Without including any images, reproduce each entry exactly.

--- --- ---

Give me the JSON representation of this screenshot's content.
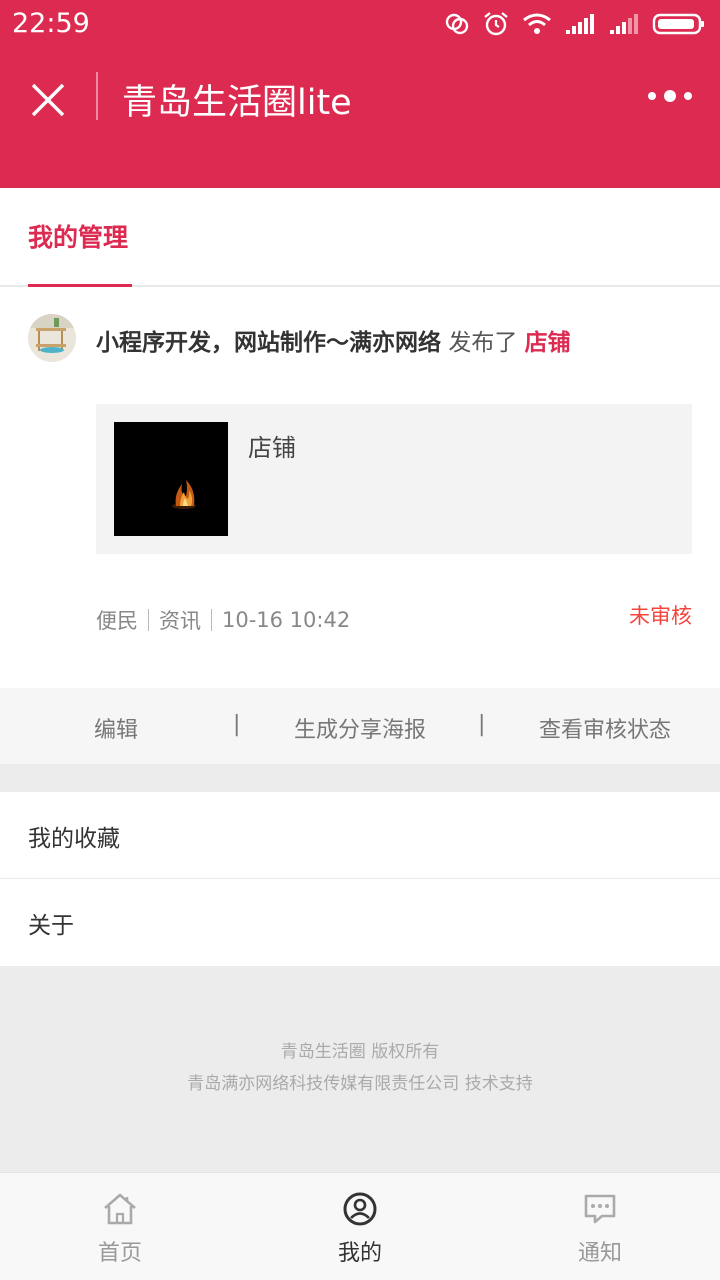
{
  "status_bar": {
    "time": "22:59"
  },
  "nav": {
    "title": "青岛生活圈lite"
  },
  "tab": {
    "active": "我的管理"
  },
  "post": {
    "author": "小程序开发，网站制作～满亦网络",
    "verb": "发布了",
    "type": "店铺",
    "preview_title": "店铺",
    "category": "便民",
    "section": "资讯",
    "datetime": "10-16 10:42",
    "status": "未审核"
  },
  "actions": {
    "edit": "编辑",
    "poster": "生成分享海报",
    "review": "查看审核状态",
    "sep": "|"
  },
  "menu": {
    "items": [
      {
        "label": "我的收藏"
      },
      {
        "label": "关于"
      }
    ]
  },
  "footer": {
    "line1": "青岛生活圈 版权所有",
    "line2": "青岛满亦网络科技传媒有限责任公司 技术支持"
  },
  "bottom_tabs": {
    "home": "首页",
    "mine": "我的",
    "notify": "通知"
  },
  "colors": {
    "brand": "#dc2a51",
    "status_red": "#f3453c"
  }
}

--- --- ---

Final answer:
Give me the JSON representation of this screenshot's content.
{
  "status_bar": {
    "time": "22:59"
  },
  "nav": {
    "title": "青岛生活圈lite"
  },
  "tab": {
    "active": "我的管理"
  },
  "post": {
    "author": "小程序开发，网站制作～满亦网络",
    "verb": "发布了",
    "type": "店铺",
    "preview_title": "店铺",
    "category": "便民",
    "section": "资讯",
    "datetime": "10-16 10:42",
    "status": "未审核"
  },
  "actions": {
    "edit": "编辑",
    "poster": "生成分享海报",
    "review": "查看审核状态",
    "sep": "|"
  },
  "menu": {
    "items": [
      {
        "label": "我的收藏"
      },
      {
        "label": "关于"
      }
    ]
  },
  "footer": {
    "line1": "青岛生活圈 版权所有",
    "line2": "青岛满亦网络科技传媒有限责任公司 技术支持"
  },
  "bottom_tabs": {
    "home": "首页",
    "mine": "我的",
    "notify": "通知"
  },
  "colors": {
    "brand": "#dc2a51",
    "status_red": "#f3453c"
  }
}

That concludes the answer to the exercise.